**Exercise directions**
Keep only the lines that hold the string "products", filtering out the rest of the entries below.

**Data listing**
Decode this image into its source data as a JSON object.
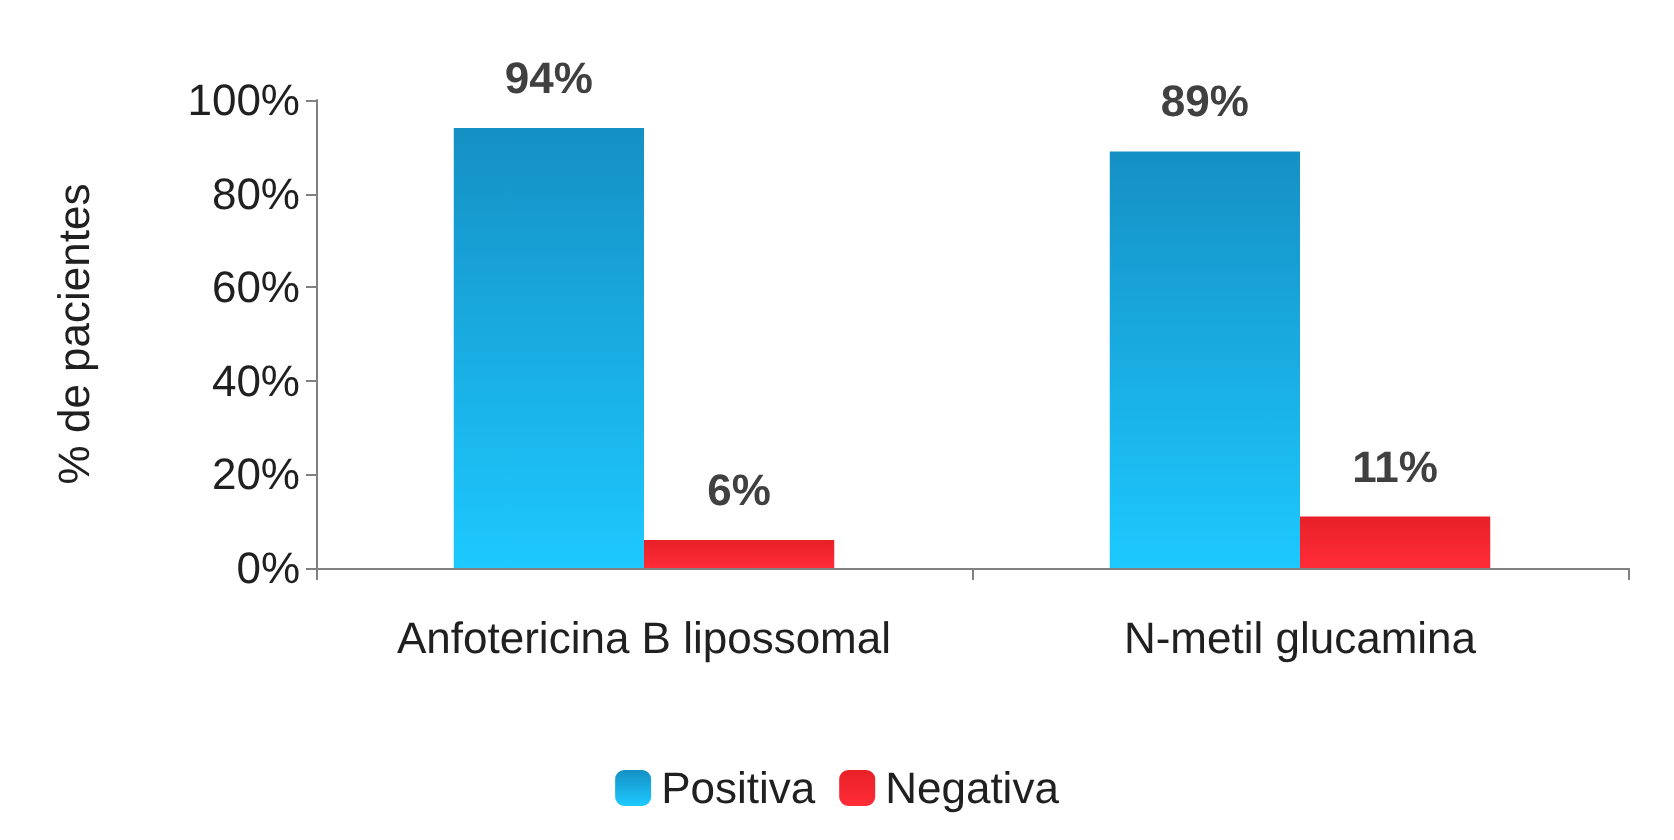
{
  "chart_data": {
    "type": "bar",
    "ylabel": "% de pacientes",
    "categories": [
      "Anfotericina B lipossomal",
      "N-metil glucamina"
    ],
    "series": [
      {
        "name": "Positiva",
        "color": "#1590c4",
        "values": [
          94,
          89
        ],
        "value_labels": [
          "94%",
          "89%"
        ]
      },
      {
        "name": "Negativa",
        "color": "#e82028",
        "values": [
          6,
          11
        ],
        "value_labels": [
          "6%",
          "11%"
        ]
      }
    ],
    "ylim": [
      0,
      100
    ],
    "yticks": [
      {
        "value": 0,
        "label": "0%"
      },
      {
        "value": 20,
        "label": "20%"
      },
      {
        "value": 40,
        "label": "40%"
      },
      {
        "value": 60,
        "label": "60%"
      },
      {
        "value": 80,
        "label": "80%"
      },
      {
        "value": 100,
        "label": "100%"
      }
    ],
    "grid": false,
    "legend": "bottom"
  }
}
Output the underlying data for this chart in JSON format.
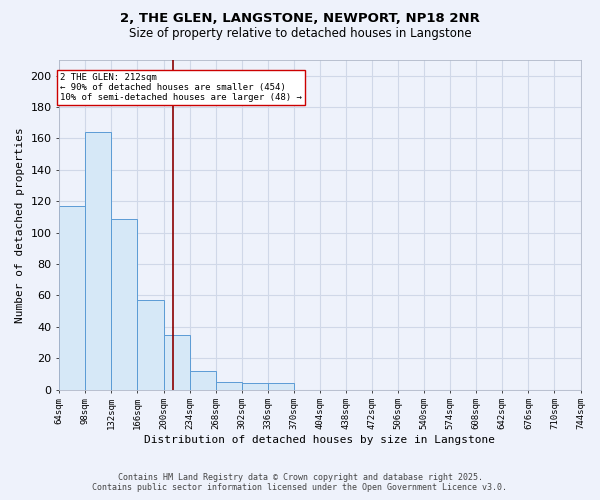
{
  "title_line1": "2, THE GLEN, LANGSTONE, NEWPORT, NP18 2NR",
  "title_line2": "Size of property relative to detached houses in Langstone",
  "xlabel": "Distribution of detached houses by size in Langstone",
  "ylabel": "Number of detached properties",
  "bin_edges": [
    64,
    98,
    132,
    166,
    200,
    234,
    268,
    302,
    336,
    370,
    404,
    438,
    472,
    506,
    540,
    574,
    608,
    642,
    676,
    710,
    744
  ],
  "bar_heights": [
    117,
    164,
    109,
    57,
    35,
    12,
    5,
    4,
    4,
    0,
    0,
    0,
    0,
    0,
    0,
    0,
    0,
    0,
    0,
    0
  ],
  "bar_color": "#d6e8f7",
  "bar_edge_color": "#5b9bd5",
  "vline_x": 212,
  "vline_color": "#8b0000",
  "annotation_text": "2 THE GLEN: 212sqm\n← 90% of detached houses are smaller (454)\n10% of semi-detached houses are larger (48) →",
  "annotation_box_color": "#ffffff",
  "annotation_box_edge_color": "#cc0000",
  "ylim": [
    0,
    210
  ],
  "yticks": [
    0,
    20,
    40,
    60,
    80,
    100,
    120,
    140,
    160,
    180,
    200
  ],
  "background_color": "#eef2fb",
  "grid_color": "#d0d8e8",
  "footer_line1": "Contains HM Land Registry data © Crown copyright and database right 2025.",
  "footer_line2": "Contains public sector information licensed under the Open Government Licence v3.0."
}
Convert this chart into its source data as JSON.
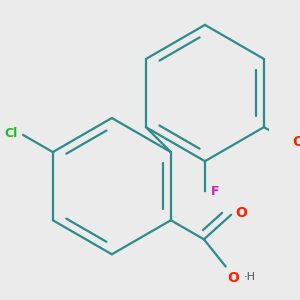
{
  "background_color": "#ebebeb",
  "bond_color": "#2e8b8b",
  "bond_width": 1.6,
  "atom_colors": {
    "O": "#ff2200",
    "F": "#cc22cc",
    "Cl": "#22bb22",
    "H": "#555555"
  },
  "figsize": [
    3.0,
    3.0
  ],
  "dpi": 100
}
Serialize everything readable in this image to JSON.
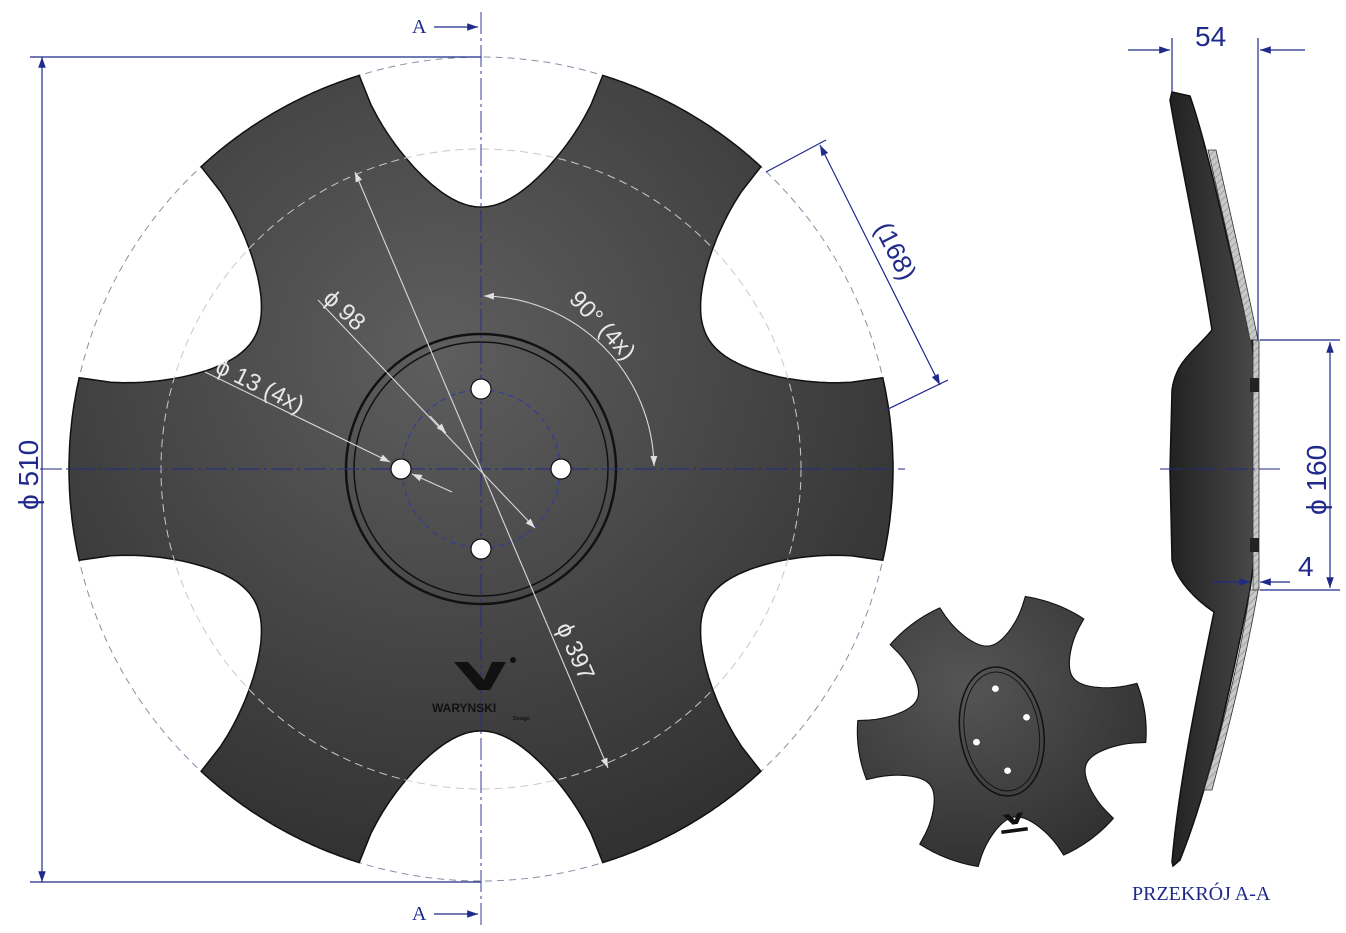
{
  "section_marks": {
    "top": "A",
    "bottom": "A"
  },
  "section_title": "PRZEKRÓJ A-A",
  "dimensions": {
    "outer_diameter": "ϕ 510",
    "pitch_circle": "ϕ 397",
    "bolt_circle": "ϕ 98",
    "holes": "ϕ 13  (4x)",
    "angle": "90°  (4x)",
    "notch_width": "(168)",
    "depth": "54",
    "hub_diameter": "ϕ 160",
    "thickness": "4"
  },
  "logo": {
    "name": "WARYNSKI",
    "tagline": "Design"
  },
  "colors": {
    "disc_dark": "#3a3a3a",
    "disc_light": "#5c5c5c",
    "dimension": "#1f2a8a",
    "hole": "#ffffff"
  }
}
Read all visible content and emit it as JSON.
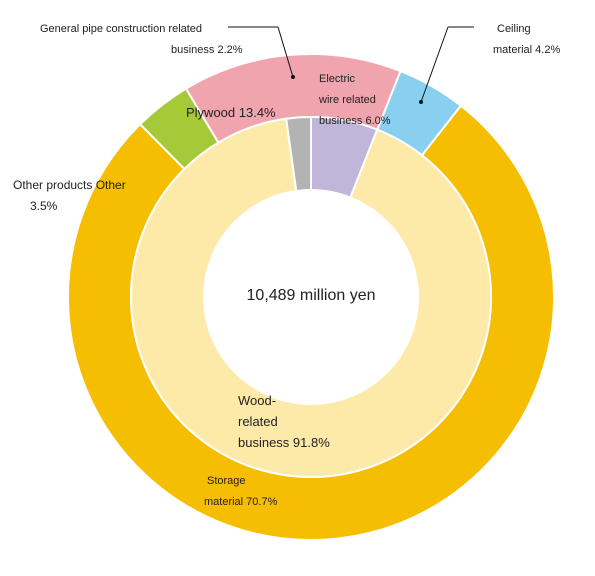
{
  "chart_data": {
    "type": "pie",
    "center_label": "10,489 million yen",
    "inner_ring": [
      {
        "label": "Wood-related business",
        "value": 91.8,
        "color": "#fde9a8"
      },
      {
        "label": "Electric wire related business",
        "value": 6.0,
        "color": "#bfb6da"
      },
      {
        "label": "General pipe construction related business",
        "value": 2.2,
        "color": "#b3b3b3"
      }
    ],
    "outer_ring": [
      {
        "label": "Ceiling material",
        "value": 4.2,
        "color": "#89cff0"
      },
      {
        "label": "Storage material",
        "value": 70.7,
        "color": "#f6be00"
      },
      {
        "label": "Other products Other",
        "value": 3.5,
        "color": "#a6c93a"
      },
      {
        "label": "Plywood",
        "value": 13.4,
        "color": "#f0a4ae"
      }
    ]
  },
  "labels": {
    "pipe_line1": "General pipe construction related",
    "pipe_line2": "business 2.2%",
    "ceiling_line1": "Ceiling",
    "ceiling_line2": "material 4.2%",
    "electric_line1": "Electric",
    "electric_line2": "wire related",
    "electric_line3": "business 6.0%",
    "plywood": "Plywood 13.4%",
    "other_line1": "Other products Other",
    "other_line2": "3.5%",
    "wood_line1": "Wood-",
    "wood_line2": "related",
    "wood_line3": "business 91.8%",
    "storage_line1": "Storage",
    "storage_line2": "material 70.7%"
  }
}
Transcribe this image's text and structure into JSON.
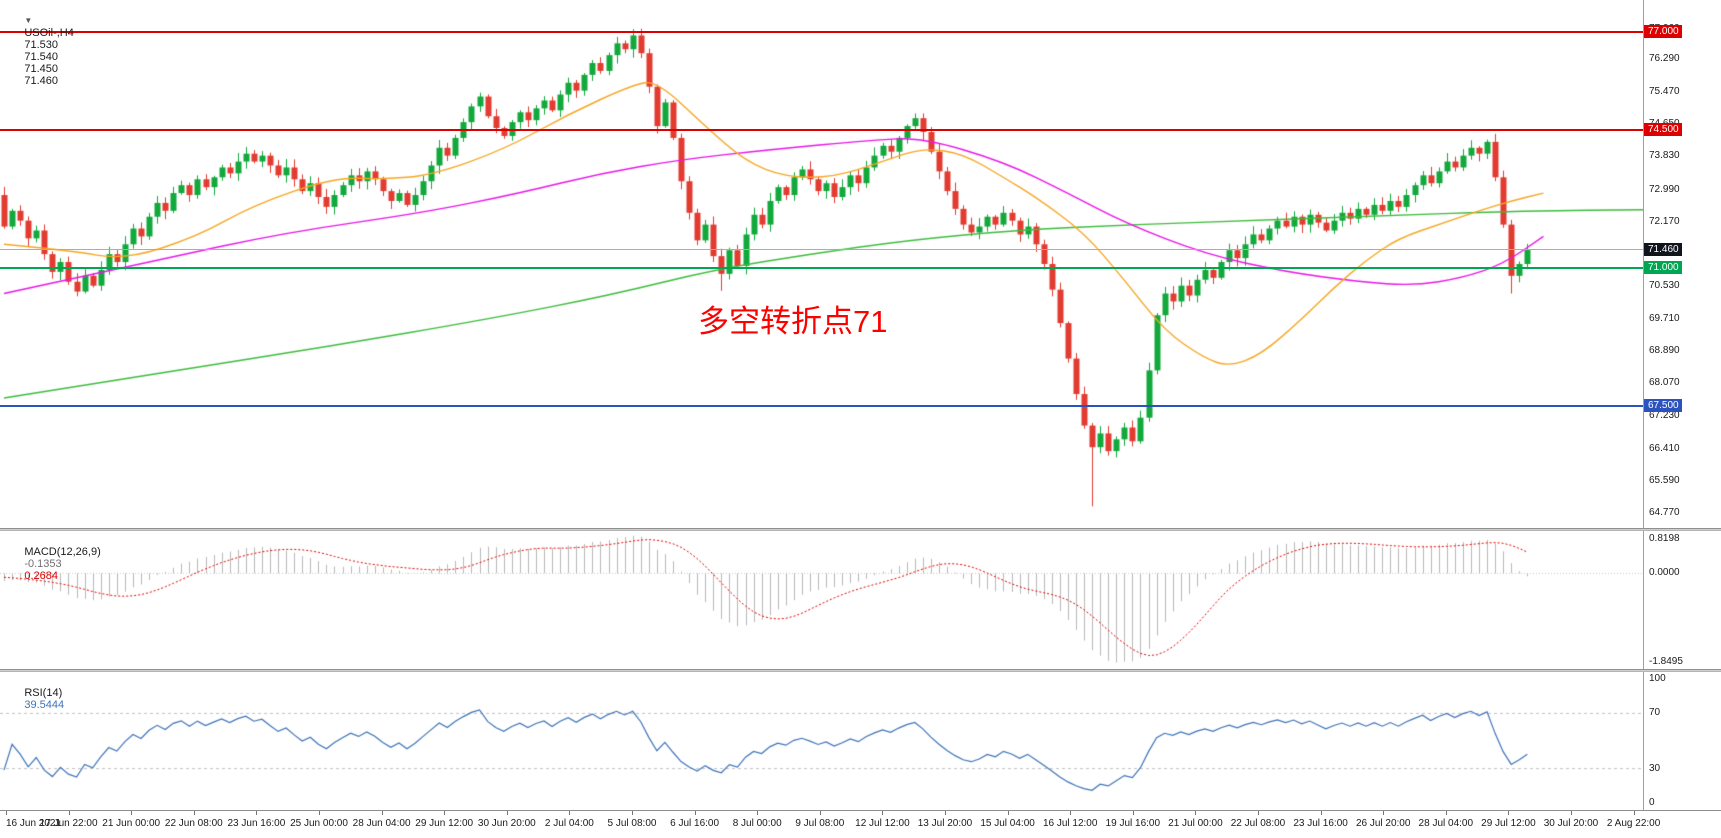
{
  "header": {
    "marker": "▼",
    "symbol_period": "USOil-,H4",
    "open": "71.530",
    "high": "71.540",
    "low": "71.450",
    "close": "71.460"
  },
  "annotation": {
    "text": "多空转折点71",
    "color": "#FF0000"
  },
  "panes": {
    "macd": {
      "label": "MACD(12,26,9)",
      "value_main": "-0.1353",
      "value_signal": "0.2684",
      "axis": [
        "0.8198",
        "0.0000",
        "-1.8495"
      ],
      "scale": {
        "min": -1.8495,
        "max": 0.8198
      },
      "colors": {
        "hist": "#b8b8b8",
        "signal": "#dd0000",
        "value_main": "#707070"
      }
    },
    "rsi": {
      "label": "RSI(14)",
      "value": "39.5444",
      "levels": [
        70,
        30
      ],
      "axis": [
        "100",
        "70",
        "30",
        "0"
      ],
      "scale": {
        "min": 0,
        "max": 100
      },
      "color": "#3E72B8"
    }
  },
  "time_axis": {
    "labels": [
      "16 Jun 2021",
      "17 Jun 22:00",
      "21 Jun 00:00",
      "22 Jun 08:00",
      "23 Jun 16:00",
      "25 Jun 00:00",
      "28 Jun 04:00",
      "29 Jun 12:00",
      "30 Jun 20:00",
      "2 Jul 04:00",
      "5 Jul 08:00",
      "6 Jul 16:00",
      "8 Jul 00:00",
      "9 Jul 08:00",
      "12 Jul 12:00",
      "13 Jul 20:00",
      "15 Jul 04:00",
      "16 Jul 12:00",
      "19 Jul 16:00",
      "21 Jul 00:00",
      "22 Jul 08:00",
      "23 Jul 16:00",
      "26 Jul 20:00",
      "28 Jul 04:00",
      "29 Jul 12:00",
      "30 Jul 20:00",
      "2 Aug 22:00"
    ]
  },
  "chart_data": {
    "type": "candlestick",
    "symbol": "USOil-",
    "timeframe": "H4",
    "ylim": [
      64.4,
      77.8
    ],
    "price_ticks": [
      77.06,
      76.29,
      75.47,
      74.65,
      73.83,
      72.99,
      72.17,
      71.35,
      70.53,
      69.71,
      68.89,
      68.07,
      67.23,
      66.41,
      65.59,
      64.77
    ],
    "bull_color": "#12a83c",
    "bear_color": "#e23b30",
    "first_open": 72.85,
    "closes": [
      72.05,
      72.45,
      72.2,
      71.75,
      71.95,
      71.35,
      70.9,
      71.15,
      70.65,
      70.4,
      70.8,
      70.55,
      70.95,
      71.35,
      71.15,
      71.6,
      72.0,
      71.8,
      72.3,
      72.65,
      72.45,
      72.9,
      73.1,
      72.85,
      73.25,
      73.05,
      73.3,
      73.55,
      73.4,
      73.7,
      73.9,
      73.7,
      73.85,
      73.6,
      73.35,
      73.55,
      73.25,
      72.95,
      73.15,
      72.8,
      72.55,
      72.85,
      73.1,
      73.35,
      73.2,
      73.45,
      73.25,
      72.95,
      72.7,
      72.9,
      72.6,
      72.85,
      73.2,
      73.6,
      74.05,
      73.85,
      74.3,
      74.7,
      75.1,
      75.35,
      74.85,
      74.55,
      74.35,
      74.7,
      74.95,
      74.75,
      75.05,
      75.25,
      75.0,
      75.4,
      75.7,
      75.5,
      75.9,
      76.2,
      76.0,
      76.4,
      76.7,
      76.55,
      76.9,
      76.45,
      75.6,
      74.6,
      75.2,
      74.3,
      73.2,
      72.4,
      71.7,
      72.1,
      71.3,
      70.85,
      71.45,
      71.05,
      71.85,
      72.35,
      72.1,
      72.7,
      73.05,
      72.85,
      73.3,
      73.5,
      73.25,
      72.95,
      73.15,
      72.8,
      73.05,
      73.35,
      73.15,
      73.55,
      73.85,
      74.1,
      73.95,
      74.3,
      74.6,
      74.8,
      74.45,
      73.95,
      73.45,
      72.95,
      72.5,
      72.1,
      71.9,
      72.05,
      72.3,
      72.1,
      72.4,
      72.2,
      71.85,
      72.05,
      71.6,
      71.1,
      70.45,
      69.6,
      68.7,
      67.8,
      67.0,
      66.45,
      66.8,
      66.35,
      66.65,
      66.95,
      66.6,
      67.2,
      68.4,
      69.8,
      70.35,
      70.15,
      70.55,
      70.3,
      70.7,
      70.95,
      70.75,
      71.15,
      71.45,
      71.25,
      71.6,
      71.85,
      71.7,
      72.0,
      72.2,
      72.05,
      72.3,
      72.1,
      72.35,
      72.15,
      71.95,
      72.2,
      72.4,
      72.25,
      72.5,
      72.35,
      72.6,
      72.45,
      72.7,
      72.55,
      72.85,
      73.1,
      73.35,
      73.15,
      73.45,
      73.7,
      73.55,
      73.85,
      74.05,
      73.9,
      74.2,
      73.3,
      72.1,
      70.8,
      71.1,
      71.46
    ],
    "wick_high": {
      "59": 75.45,
      "78": 77.06,
      "113": 74.92
    },
    "wick_low": {
      "9": 70.28,
      "89": 70.42,
      "135": 64.95,
      "187": 70.35
    },
    "hlines": [
      {
        "price": 77.0,
        "label": "77.000",
        "color": "#dd0000",
        "width": 2
      },
      {
        "price": 74.5,
        "label": "74.500",
        "color": "#dd0000",
        "width": 2
      },
      {
        "price": 71.46,
        "label": "71.460",
        "color": "#8ab4d8",
        "width": 1,
        "badge_bg": "#10141c"
      },
      {
        "price": 71.0,
        "label": "71.000",
        "color": "#00a651",
        "width": 2
      },
      {
        "price": 67.5,
        "label": "67.500",
        "color": "#2b53c0",
        "width": 2
      }
    ],
    "ma_lines": [
      {
        "name": "ma-long-green",
        "color": "#3dbb3d",
        "points": [
          [
            0,
            67.7
          ],
          [
            20,
            68.35
          ],
          [
            40,
            69.0
          ],
          [
            60,
            69.7
          ],
          [
            75,
            70.3
          ],
          [
            88,
            70.95
          ],
          [
            100,
            71.35
          ],
          [
            112,
            71.7
          ],
          [
            125,
            71.95
          ],
          [
            140,
            72.1
          ],
          [
            155,
            72.2
          ],
          [
            170,
            72.32
          ],
          [
            189,
            72.45
          ],
          [
            204,
            72.48
          ]
        ]
      },
      {
        "name": "ma-medium-magenta",
        "color": "#e816e8",
        "points": [
          [
            0,
            70.35
          ],
          [
            19,
            71.2
          ],
          [
            35,
            71.9
          ],
          [
            52,
            72.4
          ],
          [
            64,
            72.9
          ],
          [
            74,
            73.4
          ],
          [
            84,
            73.75
          ],
          [
            95,
            74.0
          ],
          [
            108,
            74.25
          ],
          [
            114,
            74.3
          ],
          [
            124,
            73.7
          ],
          [
            132,
            72.9
          ],
          [
            139,
            72.15
          ],
          [
            149,
            71.35
          ],
          [
            159,
            70.9
          ],
          [
            168,
            70.65
          ],
          [
            175,
            70.55
          ],
          [
            181,
            70.75
          ],
          [
            186,
            71.1
          ],
          [
            191,
            71.8
          ]
        ]
      },
      {
        "name": "ma-fast-orange",
        "color": "#f5a623",
        "points": [
          [
            0,
            71.6
          ],
          [
            8,
            71.45
          ],
          [
            15,
            71.2
          ],
          [
            24,
            71.8
          ],
          [
            31,
            72.6
          ],
          [
            41,
            73.3
          ],
          [
            47,
            73.25
          ],
          [
            53,
            73.35
          ],
          [
            62,
            74.0
          ],
          [
            70,
            74.9
          ],
          [
            78,
            75.65
          ],
          [
            81,
            75.75
          ],
          [
            87,
            74.6
          ],
          [
            92,
            73.7
          ],
          [
            97,
            73.3
          ],
          [
            103,
            73.3
          ],
          [
            109,
            73.7
          ],
          [
            114,
            74.05
          ],
          [
            119,
            73.9
          ],
          [
            124,
            73.3
          ],
          [
            128,
            72.8
          ],
          [
            134,
            71.9
          ],
          [
            139,
            70.7
          ],
          [
            144,
            69.4
          ],
          [
            149,
            68.7
          ],
          [
            152,
            68.5
          ],
          [
            156,
            68.8
          ],
          [
            161,
            69.7
          ],
          [
            165,
            70.5
          ],
          [
            169,
            71.2
          ],
          [
            173,
            71.75
          ],
          [
            178,
            72.1
          ],
          [
            183,
            72.45
          ],
          [
            187,
            72.7
          ],
          [
            191,
            72.9
          ]
        ]
      }
    ]
  }
}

**Exercise solution**
        "label": "Other products Other",
    "other_line1": "Other products Other",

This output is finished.